STATED GOAL >> Could you write out every record below exactly, leaving out any pictures?

+-------+

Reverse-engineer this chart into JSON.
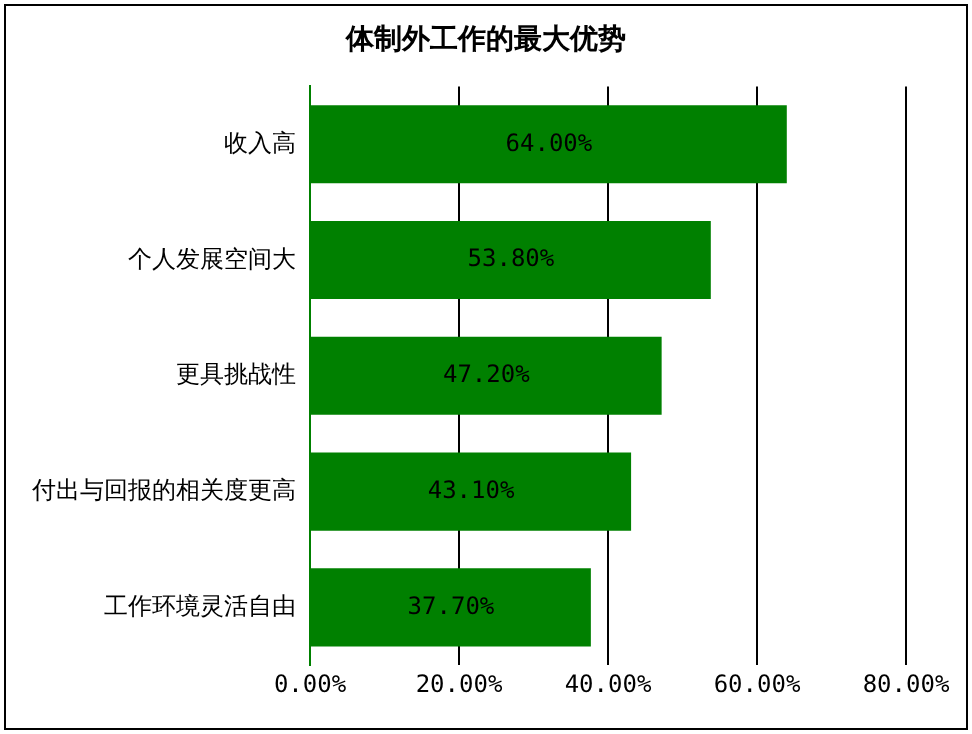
{
  "chart_data": {
    "type": "bar",
    "orientation": "horizontal",
    "title": "体制外工作的最大优势",
    "categories": [
      "收入高",
      "个人发展空间大",
      "更具挑战性",
      "付出与回报的相关度更高",
      "工作环境灵活自由"
    ],
    "values": [
      64.0,
      53.8,
      47.2,
      43.1,
      37.7
    ],
    "value_labels": [
      "64.00%",
      "53.80%",
      "47.20%",
      "43.10%",
      "37.70%"
    ],
    "color": "#008000",
    "xlim": [
      0,
      80
    ],
    "xticks": [
      {
        "value": 0,
        "label": "0.00%"
      },
      {
        "value": 20,
        "label": "20.00%"
      },
      {
        "value": 40,
        "label": "40.00%"
      },
      {
        "value": 60,
        "label": "60.00%"
      },
      {
        "value": 80,
        "label": "80.00%"
      }
    ],
    "grid": "x",
    "legend": false
  }
}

+-------+

OUTPUT FOR THIS EXERCISE >>
Reverse-engineer this chart into JSON.
{
  "chart_data": {
    "type": "bar",
    "orientation": "horizontal",
    "title": "体制外工作的最大优势",
    "categories": [
      "收入高",
      "个人发展空间大",
      "更具挑战性",
      "付出与回报的相关度更高",
      "工作环境灵活自由"
    ],
    "values": [
      64.0,
      53.8,
      47.2,
      43.1,
      37.7
    ],
    "value_labels": [
      "64.00%",
      "53.80%",
      "47.20%",
      "43.10%",
      "37.70%"
    ],
    "color": "#008000",
    "xlim": [
      0,
      80
    ],
    "xticks": [
      {
        "value": 0,
        "label": "0.00%"
      },
      {
        "value": 20,
        "label": "20.00%"
      },
      {
        "value": 40,
        "label": "40.00%"
      },
      {
        "value": 60,
        "label": "60.00%"
      },
      {
        "value": 80,
        "label": "80.00%"
      }
    ],
    "grid": "x",
    "legend": false
  }
}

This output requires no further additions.